#### [AIM OF THE EXERCISE]
Copy every line from the records below that holds the word "الباقين".

[BEGIN]

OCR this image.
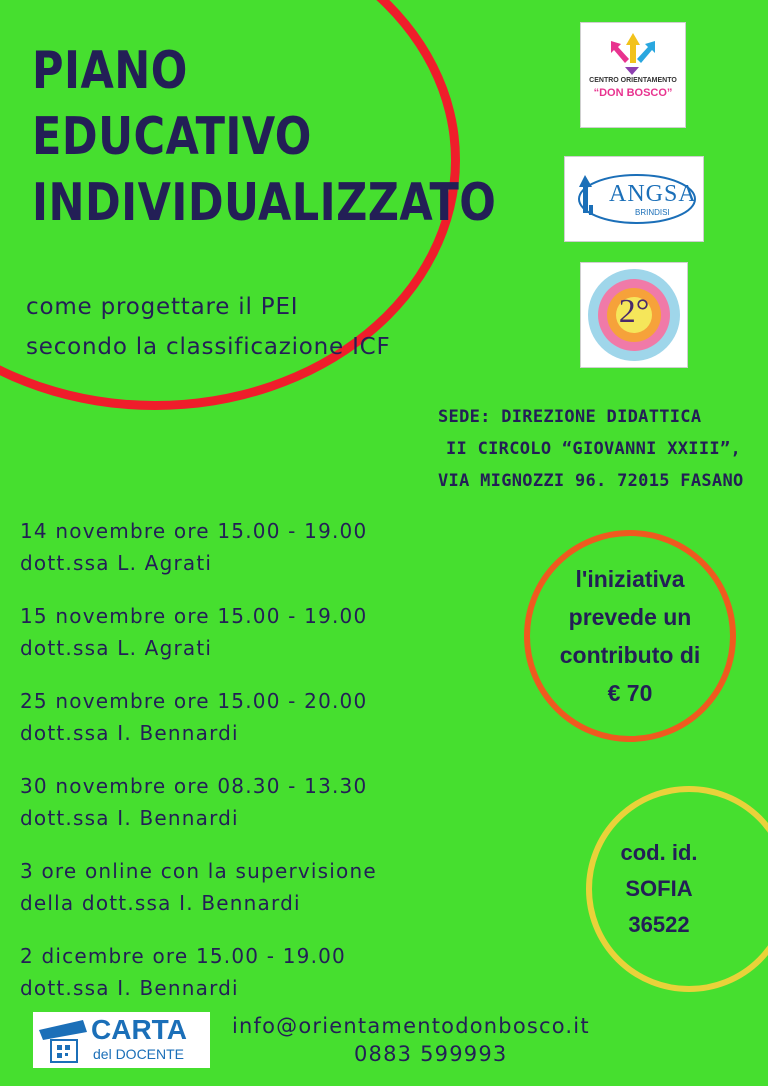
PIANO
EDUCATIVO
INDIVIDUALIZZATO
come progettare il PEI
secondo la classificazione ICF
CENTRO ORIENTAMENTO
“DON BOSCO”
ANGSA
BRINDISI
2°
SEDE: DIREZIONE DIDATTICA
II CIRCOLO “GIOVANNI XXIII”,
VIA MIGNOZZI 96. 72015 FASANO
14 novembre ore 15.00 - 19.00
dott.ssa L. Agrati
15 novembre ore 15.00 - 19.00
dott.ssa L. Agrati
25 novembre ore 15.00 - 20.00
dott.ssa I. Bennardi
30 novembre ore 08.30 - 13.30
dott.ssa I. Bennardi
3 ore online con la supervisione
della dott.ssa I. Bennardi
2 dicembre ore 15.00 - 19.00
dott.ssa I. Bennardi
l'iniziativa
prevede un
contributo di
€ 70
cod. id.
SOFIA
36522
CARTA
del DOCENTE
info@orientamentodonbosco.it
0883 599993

[END]
[BEGIN]

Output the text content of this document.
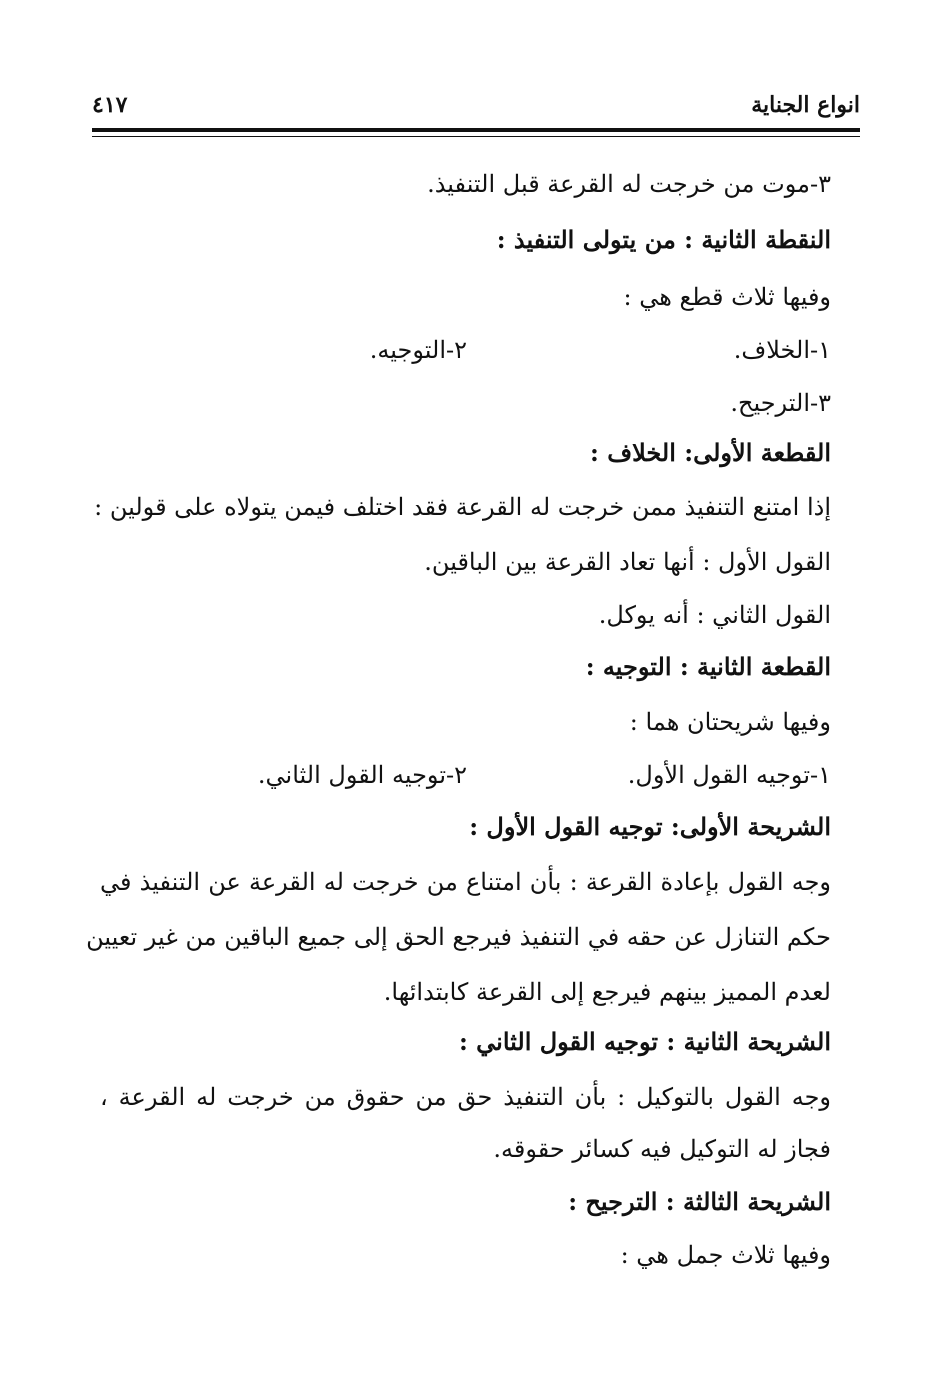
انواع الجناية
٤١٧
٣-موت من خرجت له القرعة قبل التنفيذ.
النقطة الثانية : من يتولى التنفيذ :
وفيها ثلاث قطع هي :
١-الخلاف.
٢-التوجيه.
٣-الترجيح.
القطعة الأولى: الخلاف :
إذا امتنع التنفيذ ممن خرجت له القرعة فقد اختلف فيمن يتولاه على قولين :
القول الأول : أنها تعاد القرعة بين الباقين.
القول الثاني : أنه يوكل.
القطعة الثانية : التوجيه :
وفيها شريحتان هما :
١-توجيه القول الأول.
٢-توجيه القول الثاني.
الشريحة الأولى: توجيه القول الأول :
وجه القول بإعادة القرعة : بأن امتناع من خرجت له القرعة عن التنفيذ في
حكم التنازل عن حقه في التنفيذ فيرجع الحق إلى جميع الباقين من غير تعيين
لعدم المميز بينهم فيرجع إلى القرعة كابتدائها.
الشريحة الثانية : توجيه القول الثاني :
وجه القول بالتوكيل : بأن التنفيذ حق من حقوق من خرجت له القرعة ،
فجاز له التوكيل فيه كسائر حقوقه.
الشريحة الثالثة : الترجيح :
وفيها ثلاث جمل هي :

[END]

#### [EXPECTED OUTPUT]
القول الأول : أنها تعاد القرعة بين الباقين.
حكم التنازل عن حقه في التنفيذ فيرجع الحق إلى جميع الباقين من غير تعيين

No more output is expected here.